— Begin RAW DATA —

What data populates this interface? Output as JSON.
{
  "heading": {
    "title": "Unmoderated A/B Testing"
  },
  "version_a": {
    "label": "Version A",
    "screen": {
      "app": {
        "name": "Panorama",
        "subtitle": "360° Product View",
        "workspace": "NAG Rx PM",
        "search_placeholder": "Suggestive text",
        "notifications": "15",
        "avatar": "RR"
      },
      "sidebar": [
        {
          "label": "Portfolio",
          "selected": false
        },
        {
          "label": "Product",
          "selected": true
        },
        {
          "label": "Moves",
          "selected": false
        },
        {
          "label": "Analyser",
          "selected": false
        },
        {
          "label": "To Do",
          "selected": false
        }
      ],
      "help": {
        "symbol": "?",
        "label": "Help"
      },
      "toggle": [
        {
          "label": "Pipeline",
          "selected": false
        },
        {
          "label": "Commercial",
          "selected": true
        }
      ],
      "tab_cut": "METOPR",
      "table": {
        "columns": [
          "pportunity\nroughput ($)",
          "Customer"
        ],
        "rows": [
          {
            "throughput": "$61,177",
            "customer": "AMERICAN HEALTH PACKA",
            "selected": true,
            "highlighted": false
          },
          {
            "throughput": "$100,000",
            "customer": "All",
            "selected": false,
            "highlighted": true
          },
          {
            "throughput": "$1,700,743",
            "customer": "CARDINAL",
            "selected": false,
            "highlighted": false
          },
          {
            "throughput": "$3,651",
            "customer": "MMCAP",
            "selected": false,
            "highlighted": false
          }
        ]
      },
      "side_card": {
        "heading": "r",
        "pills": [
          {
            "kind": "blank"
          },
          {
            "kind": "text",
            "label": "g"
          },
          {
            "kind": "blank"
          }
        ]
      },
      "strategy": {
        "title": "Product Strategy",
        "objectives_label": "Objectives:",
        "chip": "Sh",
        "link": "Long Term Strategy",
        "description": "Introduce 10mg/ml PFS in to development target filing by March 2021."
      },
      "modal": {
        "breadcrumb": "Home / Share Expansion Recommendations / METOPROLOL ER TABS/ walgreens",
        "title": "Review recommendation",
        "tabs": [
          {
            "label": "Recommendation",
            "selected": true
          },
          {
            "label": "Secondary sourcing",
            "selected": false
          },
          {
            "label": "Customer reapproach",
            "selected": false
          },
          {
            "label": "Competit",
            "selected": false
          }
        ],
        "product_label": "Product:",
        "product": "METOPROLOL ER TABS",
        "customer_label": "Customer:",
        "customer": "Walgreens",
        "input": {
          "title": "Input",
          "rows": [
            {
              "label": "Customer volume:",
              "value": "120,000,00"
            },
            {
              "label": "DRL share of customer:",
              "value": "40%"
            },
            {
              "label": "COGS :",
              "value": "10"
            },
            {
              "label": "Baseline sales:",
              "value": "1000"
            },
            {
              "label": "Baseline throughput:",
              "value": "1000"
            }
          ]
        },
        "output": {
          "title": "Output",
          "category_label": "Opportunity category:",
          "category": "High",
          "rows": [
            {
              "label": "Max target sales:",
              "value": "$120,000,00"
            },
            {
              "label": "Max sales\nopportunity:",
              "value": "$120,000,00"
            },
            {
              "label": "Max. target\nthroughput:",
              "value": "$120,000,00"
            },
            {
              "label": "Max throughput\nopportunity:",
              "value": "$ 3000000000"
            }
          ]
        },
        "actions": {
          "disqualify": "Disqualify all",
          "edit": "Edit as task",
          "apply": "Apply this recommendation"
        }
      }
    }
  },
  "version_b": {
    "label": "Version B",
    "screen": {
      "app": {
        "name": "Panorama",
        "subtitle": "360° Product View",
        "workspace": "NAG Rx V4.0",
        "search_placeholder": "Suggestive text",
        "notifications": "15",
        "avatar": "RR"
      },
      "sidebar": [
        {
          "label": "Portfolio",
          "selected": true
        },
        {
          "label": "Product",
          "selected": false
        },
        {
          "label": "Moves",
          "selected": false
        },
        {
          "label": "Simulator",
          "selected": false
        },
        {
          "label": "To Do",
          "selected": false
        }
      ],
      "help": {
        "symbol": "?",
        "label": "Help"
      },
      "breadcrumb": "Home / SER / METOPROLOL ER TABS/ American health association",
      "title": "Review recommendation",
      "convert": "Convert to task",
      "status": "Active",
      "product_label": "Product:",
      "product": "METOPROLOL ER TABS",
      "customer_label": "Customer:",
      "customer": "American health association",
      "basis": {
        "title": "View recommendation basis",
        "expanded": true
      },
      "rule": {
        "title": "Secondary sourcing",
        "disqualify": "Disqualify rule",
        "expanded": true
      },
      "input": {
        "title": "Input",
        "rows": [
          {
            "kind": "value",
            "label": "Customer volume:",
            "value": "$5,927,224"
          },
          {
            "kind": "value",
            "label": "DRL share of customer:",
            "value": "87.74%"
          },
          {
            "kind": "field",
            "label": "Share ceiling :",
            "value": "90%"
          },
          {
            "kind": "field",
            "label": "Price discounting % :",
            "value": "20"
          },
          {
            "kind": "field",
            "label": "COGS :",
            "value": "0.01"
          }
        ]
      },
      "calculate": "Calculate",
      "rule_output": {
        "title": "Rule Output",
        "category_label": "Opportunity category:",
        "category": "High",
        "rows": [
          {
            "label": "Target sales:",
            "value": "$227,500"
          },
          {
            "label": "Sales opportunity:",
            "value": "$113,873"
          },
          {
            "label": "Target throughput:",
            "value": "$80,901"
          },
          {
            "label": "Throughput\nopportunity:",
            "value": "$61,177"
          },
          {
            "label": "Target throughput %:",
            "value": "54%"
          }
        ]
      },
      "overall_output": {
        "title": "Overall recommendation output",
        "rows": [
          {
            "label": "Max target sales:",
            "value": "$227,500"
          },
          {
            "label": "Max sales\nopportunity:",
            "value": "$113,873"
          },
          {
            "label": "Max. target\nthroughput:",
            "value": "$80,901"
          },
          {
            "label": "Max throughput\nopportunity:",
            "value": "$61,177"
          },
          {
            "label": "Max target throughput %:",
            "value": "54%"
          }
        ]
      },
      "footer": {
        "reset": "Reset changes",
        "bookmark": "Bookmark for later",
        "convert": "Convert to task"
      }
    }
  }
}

— End RAW DATA —

Using the data above, print every record exactly as shown.

_EXERCISE RESULT_
What data populates this interface? Output as JSON.
{
  "heading": {
    "title": "Unmoderated A/B Testing"
  },
  "version_a": {
    "label": "Version A",
    "screen": {
      "app": {
        "name": "Panorama",
        "subtitle": "360° Product View",
        "workspace": "NAG Rx PM",
        "search_placeholder": "Suggestive text",
        "notifications": "15",
        "avatar": "RR"
      },
      "sidebar": [
        {
          "label": "Portfolio",
          "selected": false
        },
        {
          "label": "Product",
          "selected": true
        },
        {
          "label": "Moves",
          "selected": false
        },
        {
          "label": "Analyser",
          "selected": false
        },
        {
          "label": "To Do",
          "selected": false
        }
      ],
      "help": {
        "symbol": "?",
        "label": "Help"
      },
      "toggle": [
        {
          "label": "Pipeline",
          "selected": false
        },
        {
          "label": "Commercial",
          "selected": true
        }
      ],
      "tab_cut": "METOPR",
      "table": {
        "columns": [
          "pportunity\nroughput ($)",
          "Customer"
        ],
        "rows": [
          {
            "throughput": "$61,177",
            "customer": "AMERICAN HEALTH PACKA",
            "selected": true,
            "highlighted": false
          },
          {
            "throughput": "$100,000",
            "customer": "All",
            "selected": false,
            "highlighted": true
          },
          {
            "throughput": "$1,700,743",
            "customer": "CARDINAL",
            "selected": false,
            "highlighted": false
          },
          {
            "throughput": "$3,651",
            "customer": "MMCAP",
            "selected": false,
            "highlighted": false
          }
        ]
      },
      "side_card": {
        "heading": "r",
        "pills": [
          {
            "kind": "blank"
          },
          {
            "kind": "text",
            "label": "g"
          },
          {
            "kind": "blank"
          }
        ]
      },
      "strategy": {
        "title": "Product Strategy",
        "objectives_label": "Objectives:",
        "chip": "Sh",
        "link": "Long Term Strategy",
        "description": "Introduce 10mg/ml PFS in to development target filing by March 2021."
      },
      "modal": {
        "breadcrumb": "Home / Share Expansion Recommendations / METOPROLOL ER TABS/ walgreens",
        "title": "Review recommendation",
        "tabs": [
          {
            "label": "Recommendation",
            "selected": true
          },
          {
            "label": "Secondary sourcing",
            "selected": false
          },
          {
            "label": "Customer reapproach",
            "selected": false
          },
          {
            "label": "Competit",
            "selected": false
          }
        ],
        "product_label": "Product:",
        "product": "METOPROLOL ER TABS",
        "customer_label": "Customer:",
        "customer": "Walgreens",
        "input": {
          "title": "Input",
          "rows": [
            {
              "label": "Customer volume:",
              "value": "120,000,00"
            },
            {
              "label": "DRL share of customer:",
              "value": "40%"
            },
            {
              "label": "COGS :",
              "value": "10"
            },
            {
              "label": "Baseline sales:",
              "value": "1000"
            },
            {
              "label": "Baseline throughput:",
              "value": "1000"
            }
          ]
        },
        "output": {
          "title": "Output",
          "category_label": "Opportunity category:",
          "category": "High",
          "rows": [
            {
              "label": "Max target sales:",
              "value": "$120,000,00"
            },
            {
              "label": "Max sales\nopportunity:",
              "value": "$120,000,00"
            },
            {
              "label": "Max. target\nthroughput:",
              "value": "$120,000,00"
            },
            {
              "label": "Max throughput\nopportunity:",
              "value": "$ 3000000000"
            }
          ]
        },
        "actions": {
          "disqualify": "Disqualify all",
          "edit": "Edit as task",
          "apply": "Apply this recommendation"
        }
      }
    }
  },
  "version_b": {
    "label": "Version B",
    "screen": {
      "app": {
        "name": "Panorama",
        "subtitle": "360° Product View",
        "workspace": "NAG Rx V4.0",
        "search_placeholder": "Suggestive text",
        "notifications": "15",
        "avatar": "RR"
      },
      "sidebar": [
        {
          "label": "Portfolio",
          "selected": true
        },
        {
          "label": "Product",
          "selected": false
        },
        {
          "label": "Moves",
          "selected": false
        },
        {
          "label": "Simulator",
          "selected": false
        },
        {
          "label": "To Do",
          "selected": false
        }
      ],
      "help": {
        "symbol": "?",
        "label": "Help"
      },
      "breadcrumb": "Home / SER / METOPROLOL ER TABS/ American health association",
      "title": "Review recommendation",
      "convert": "Convert to task",
      "status": "Active",
      "product_label": "Product:",
      "product": "METOPROLOL ER TABS",
      "customer_label": "Customer:",
      "customer": "American health association",
      "basis": {
        "title": "View recommendation basis",
        "expanded": true
      },
      "rule": {
        "title": "Secondary sourcing",
        "disqualify": "Disqualify rule",
        "expanded": true
      },
      "input": {
        "title": "Input",
        "rows": [
          {
            "kind": "value",
            "label": "Customer volume:",
            "value": "$5,927,224"
          },
          {
            "kind": "value",
            "label": "DRL share of customer:",
            "value": "87.74%"
          },
          {
            "kind": "field",
            "label": "Share ceiling :",
            "value": "90%"
          },
          {
            "kind": "field",
            "label": "Price discounting % :",
            "value": "20"
          },
          {
            "kind": "field",
            "label": "COGS :",
            "value": "0.01"
          }
        ]
      },
      "calculate": "Calculate",
      "rule_output": {
        "title": "Rule Output",
        "category_label": "Opportunity category:",
        "category": "High",
        "rows": [
          {
            "label": "Target sales:",
            "value": "$227,500"
          },
          {
            "label": "Sales opportunity:",
            "value": "$113,873"
          },
          {
            "label": "Target throughput:",
            "value": "$80,901"
          },
          {
            "label": "Throughput\nopportunity:",
            "value": "$61,177"
          },
          {
            "label": "Target throughput %:",
            "value": "54%"
          }
        ]
      },
      "overall_output": {
        "title": "Overall recommendation output",
        "rows": [
          {
            "label": "Max target sales:",
            "value": "$227,500"
          },
          {
            "label": "Max sales\nopportunity:",
            "value": "$113,873"
          },
          {
            "label": "Max. target\nthroughput:",
            "value": "$80,901"
          },
          {
            "label": "Max throughput\nopportunity:",
            "value": "$61,177"
          },
          {
            "label": "Max target throughput %:",
            "value": "54%"
          }
        ]
      },
      "footer": {
        "reset": "Reset changes",
        "bookmark": "Bookmark for later",
        "convert": "Convert to task"
      }
    }
  }
}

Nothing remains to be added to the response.